**Task instructions:** Extract all of the entries and give them again, word for word.
═══ Supplied data
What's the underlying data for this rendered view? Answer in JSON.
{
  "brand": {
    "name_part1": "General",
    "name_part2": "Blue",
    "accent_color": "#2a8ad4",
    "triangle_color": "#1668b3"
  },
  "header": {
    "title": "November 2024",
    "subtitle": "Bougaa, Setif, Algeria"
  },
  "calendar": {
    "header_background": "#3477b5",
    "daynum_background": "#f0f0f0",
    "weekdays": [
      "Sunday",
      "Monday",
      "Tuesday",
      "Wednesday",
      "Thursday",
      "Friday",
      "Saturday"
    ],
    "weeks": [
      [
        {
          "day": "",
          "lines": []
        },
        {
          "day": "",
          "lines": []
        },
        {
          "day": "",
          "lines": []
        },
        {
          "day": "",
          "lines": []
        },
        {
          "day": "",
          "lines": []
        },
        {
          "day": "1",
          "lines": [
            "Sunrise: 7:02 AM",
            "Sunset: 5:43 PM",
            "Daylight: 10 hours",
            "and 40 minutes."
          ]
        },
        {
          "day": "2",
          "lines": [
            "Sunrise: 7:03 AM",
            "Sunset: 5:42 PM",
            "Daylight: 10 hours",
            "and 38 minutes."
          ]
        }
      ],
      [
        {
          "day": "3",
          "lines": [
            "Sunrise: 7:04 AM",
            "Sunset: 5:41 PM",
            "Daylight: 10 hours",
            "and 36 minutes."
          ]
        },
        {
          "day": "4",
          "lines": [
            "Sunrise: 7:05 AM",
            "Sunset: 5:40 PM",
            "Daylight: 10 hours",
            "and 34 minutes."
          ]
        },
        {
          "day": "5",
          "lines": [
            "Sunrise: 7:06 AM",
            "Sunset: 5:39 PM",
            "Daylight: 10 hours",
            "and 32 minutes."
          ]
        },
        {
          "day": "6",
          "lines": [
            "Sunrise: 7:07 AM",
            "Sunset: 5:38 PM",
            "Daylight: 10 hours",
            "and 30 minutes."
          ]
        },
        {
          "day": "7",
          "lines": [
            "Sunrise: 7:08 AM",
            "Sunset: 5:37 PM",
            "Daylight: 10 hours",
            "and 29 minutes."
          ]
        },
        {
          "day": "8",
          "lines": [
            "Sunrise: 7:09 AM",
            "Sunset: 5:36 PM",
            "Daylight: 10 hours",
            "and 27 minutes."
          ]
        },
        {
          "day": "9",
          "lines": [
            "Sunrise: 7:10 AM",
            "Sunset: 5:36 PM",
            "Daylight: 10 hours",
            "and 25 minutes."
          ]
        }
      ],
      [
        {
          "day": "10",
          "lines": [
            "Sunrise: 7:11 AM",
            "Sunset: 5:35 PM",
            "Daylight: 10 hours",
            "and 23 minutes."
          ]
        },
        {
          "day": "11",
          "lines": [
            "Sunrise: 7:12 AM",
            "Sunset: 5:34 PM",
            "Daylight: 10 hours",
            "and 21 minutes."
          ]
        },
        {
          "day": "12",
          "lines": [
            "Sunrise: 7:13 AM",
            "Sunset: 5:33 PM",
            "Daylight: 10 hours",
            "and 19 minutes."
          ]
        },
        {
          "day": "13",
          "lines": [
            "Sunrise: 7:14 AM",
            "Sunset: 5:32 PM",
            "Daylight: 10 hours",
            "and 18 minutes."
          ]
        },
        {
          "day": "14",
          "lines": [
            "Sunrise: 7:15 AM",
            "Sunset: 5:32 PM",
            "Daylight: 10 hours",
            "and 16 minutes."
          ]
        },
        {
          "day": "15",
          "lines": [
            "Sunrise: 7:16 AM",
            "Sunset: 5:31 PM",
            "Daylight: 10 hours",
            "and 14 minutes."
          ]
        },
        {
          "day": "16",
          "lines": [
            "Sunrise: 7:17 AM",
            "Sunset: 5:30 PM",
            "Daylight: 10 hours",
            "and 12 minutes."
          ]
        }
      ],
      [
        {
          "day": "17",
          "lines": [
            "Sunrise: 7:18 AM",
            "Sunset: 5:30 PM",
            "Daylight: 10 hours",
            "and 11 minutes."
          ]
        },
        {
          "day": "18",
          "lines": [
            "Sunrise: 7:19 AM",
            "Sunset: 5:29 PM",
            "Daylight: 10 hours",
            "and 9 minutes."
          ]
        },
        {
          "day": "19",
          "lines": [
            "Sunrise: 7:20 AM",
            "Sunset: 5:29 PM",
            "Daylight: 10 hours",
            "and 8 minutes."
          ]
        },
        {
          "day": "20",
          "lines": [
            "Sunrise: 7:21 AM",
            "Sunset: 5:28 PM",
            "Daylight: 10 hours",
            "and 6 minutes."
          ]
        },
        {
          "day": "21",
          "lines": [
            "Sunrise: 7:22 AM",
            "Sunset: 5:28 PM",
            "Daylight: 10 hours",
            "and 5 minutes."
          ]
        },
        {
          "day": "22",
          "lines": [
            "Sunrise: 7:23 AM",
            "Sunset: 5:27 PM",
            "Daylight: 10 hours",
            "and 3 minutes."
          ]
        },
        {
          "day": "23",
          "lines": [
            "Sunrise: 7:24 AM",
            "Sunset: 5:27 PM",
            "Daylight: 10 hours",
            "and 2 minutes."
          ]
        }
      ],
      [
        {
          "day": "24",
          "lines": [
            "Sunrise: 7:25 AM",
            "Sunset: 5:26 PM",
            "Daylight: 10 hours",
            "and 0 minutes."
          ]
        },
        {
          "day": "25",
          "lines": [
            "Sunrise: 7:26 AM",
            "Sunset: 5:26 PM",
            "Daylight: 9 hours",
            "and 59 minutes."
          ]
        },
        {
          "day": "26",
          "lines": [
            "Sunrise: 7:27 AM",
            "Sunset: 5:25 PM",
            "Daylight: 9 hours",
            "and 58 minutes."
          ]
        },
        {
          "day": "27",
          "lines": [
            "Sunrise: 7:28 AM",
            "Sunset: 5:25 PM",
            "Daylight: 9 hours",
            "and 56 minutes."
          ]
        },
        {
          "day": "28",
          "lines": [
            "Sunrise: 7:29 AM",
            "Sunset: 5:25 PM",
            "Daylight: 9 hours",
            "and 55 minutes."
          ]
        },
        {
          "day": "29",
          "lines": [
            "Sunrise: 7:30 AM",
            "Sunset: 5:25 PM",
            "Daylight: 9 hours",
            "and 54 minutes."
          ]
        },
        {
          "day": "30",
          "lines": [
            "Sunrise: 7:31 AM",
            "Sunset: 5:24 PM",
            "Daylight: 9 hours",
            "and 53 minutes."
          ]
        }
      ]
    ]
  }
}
══════
**Response for this exercise:**
What's the underlying data for this rendered view? Answer in JSON.
{
  "brand": {
    "name_part1": "General",
    "name_part2": "Blue",
    "accent_color": "#2a8ad4",
    "triangle_color": "#1668b3"
  },
  "header": {
    "title": "November 2024",
    "subtitle": "Bougaa, Setif, Algeria"
  },
  "calendar": {
    "header_background": "#3477b5",
    "daynum_background": "#f0f0f0",
    "weekdays": [
      "Sunday",
      "Monday",
      "Tuesday",
      "Wednesday",
      "Thursday",
      "Friday",
      "Saturday"
    ],
    "weeks": [
      [
        {
          "day": "",
          "lines": []
        },
        {
          "day": "",
          "lines": []
        },
        {
          "day": "",
          "lines": []
        },
        {
          "day": "",
          "lines": []
        },
        {
          "day": "",
          "lines": []
        },
        {
          "day": "1",
          "lines": [
            "Sunrise: 7:02 AM",
            "Sunset: 5:43 PM",
            "Daylight: 10 hours",
            "and 40 minutes."
          ]
        },
        {
          "day": "2",
          "lines": [
            "Sunrise: 7:03 AM",
            "Sunset: 5:42 PM",
            "Daylight: 10 hours",
            "and 38 minutes."
          ]
        }
      ],
      [
        {
          "day": "3",
          "lines": [
            "Sunrise: 7:04 AM",
            "Sunset: 5:41 PM",
            "Daylight: 10 hours",
            "and 36 minutes."
          ]
        },
        {
          "day": "4",
          "lines": [
            "Sunrise: 7:05 AM",
            "Sunset: 5:40 PM",
            "Daylight: 10 hours",
            "and 34 minutes."
          ]
        },
        {
          "day": "5",
          "lines": [
            "Sunrise: 7:06 AM",
            "Sunset: 5:39 PM",
            "Daylight: 10 hours",
            "and 32 minutes."
          ]
        },
        {
          "day": "6",
          "lines": [
            "Sunrise: 7:07 AM",
            "Sunset: 5:38 PM",
            "Daylight: 10 hours",
            "and 30 minutes."
          ]
        },
        {
          "day": "7",
          "lines": [
            "Sunrise: 7:08 AM",
            "Sunset: 5:37 PM",
            "Daylight: 10 hours",
            "and 29 minutes."
          ]
        },
        {
          "day": "8",
          "lines": [
            "Sunrise: 7:09 AM",
            "Sunset: 5:36 PM",
            "Daylight: 10 hours",
            "and 27 minutes."
          ]
        },
        {
          "day": "9",
          "lines": [
            "Sunrise: 7:10 AM",
            "Sunset: 5:36 PM",
            "Daylight: 10 hours",
            "and 25 minutes."
          ]
        }
      ],
      [
        {
          "day": "10",
          "lines": [
            "Sunrise: 7:11 AM",
            "Sunset: 5:35 PM",
            "Daylight: 10 hours",
            "and 23 minutes."
          ]
        },
        {
          "day": "11",
          "lines": [
            "Sunrise: 7:12 AM",
            "Sunset: 5:34 PM",
            "Daylight: 10 hours",
            "and 21 minutes."
          ]
        },
        {
          "day": "12",
          "lines": [
            "Sunrise: 7:13 AM",
            "Sunset: 5:33 PM",
            "Daylight: 10 hours",
            "and 19 minutes."
          ]
        },
        {
          "day": "13",
          "lines": [
            "Sunrise: 7:14 AM",
            "Sunset: 5:32 PM",
            "Daylight: 10 hours",
            "and 18 minutes."
          ]
        },
        {
          "day": "14",
          "lines": [
            "Sunrise: 7:15 AM",
            "Sunset: 5:32 PM",
            "Daylight: 10 hours",
            "and 16 minutes."
          ]
        },
        {
          "day": "15",
          "lines": [
            "Sunrise: 7:16 AM",
            "Sunset: 5:31 PM",
            "Daylight: 10 hours",
            "and 14 minutes."
          ]
        },
        {
          "day": "16",
          "lines": [
            "Sunrise: 7:17 AM",
            "Sunset: 5:30 PM",
            "Daylight: 10 hours",
            "and 12 minutes."
          ]
        }
      ],
      [
        {
          "day": "17",
          "lines": [
            "Sunrise: 7:18 AM",
            "Sunset: 5:30 PM",
            "Daylight: 10 hours",
            "and 11 minutes."
          ]
        },
        {
          "day": "18",
          "lines": [
            "Sunrise: 7:19 AM",
            "Sunset: 5:29 PM",
            "Daylight: 10 hours",
            "and 9 minutes."
          ]
        },
        {
          "day": "19",
          "lines": [
            "Sunrise: 7:20 AM",
            "Sunset: 5:29 PM",
            "Daylight: 10 hours",
            "and 8 minutes."
          ]
        },
        {
          "day": "20",
          "lines": [
            "Sunrise: 7:21 AM",
            "Sunset: 5:28 PM",
            "Daylight: 10 hours",
            "and 6 minutes."
          ]
        },
        {
          "day": "21",
          "lines": [
            "Sunrise: 7:22 AM",
            "Sunset: 5:28 PM",
            "Daylight: 10 hours",
            "and 5 minutes."
          ]
        },
        {
          "day": "22",
          "lines": [
            "Sunrise: 7:23 AM",
            "Sunset: 5:27 PM",
            "Daylight: 10 hours",
            "and 3 minutes."
          ]
        },
        {
          "day": "23",
          "lines": [
            "Sunrise: 7:24 AM",
            "Sunset: 5:27 PM",
            "Daylight: 10 hours",
            "and 2 minutes."
          ]
        }
      ],
      [
        {
          "day": "24",
          "lines": [
            "Sunrise: 7:25 AM",
            "Sunset: 5:26 PM",
            "Daylight: 10 hours",
            "and 0 minutes."
          ]
        },
        {
          "day": "25",
          "lines": [
            "Sunrise: 7:26 AM",
            "Sunset: 5:26 PM",
            "Daylight: 9 hours",
            "and 59 minutes."
          ]
        },
        {
          "day": "26",
          "lines": [
            "Sunrise: 7:27 AM",
            "Sunset: 5:25 PM",
            "Daylight: 9 hours",
            "and 58 minutes."
          ]
        },
        {
          "day": "27",
          "lines": [
            "Sunrise: 7:28 AM",
            "Sunset: 5:25 PM",
            "Daylight: 9 hours",
            "and 56 minutes."
          ]
        },
        {
          "day": "28",
          "lines": [
            "Sunrise: 7:29 AM",
            "Sunset: 5:25 PM",
            "Daylight: 9 hours",
            "and 55 minutes."
          ]
        },
        {
          "day": "29",
          "lines": [
            "Sunrise: 7:30 AM",
            "Sunset: 5:25 PM",
            "Daylight: 9 hours",
            "and 54 minutes."
          ]
        },
        {
          "day": "30",
          "lines": [
            "Sunrise: 7:31 AM",
            "Sunset: 5:24 PM",
            "Daylight: 9 hours",
            "and 53 minutes."
          ]
        }
      ]
    ]
  }
}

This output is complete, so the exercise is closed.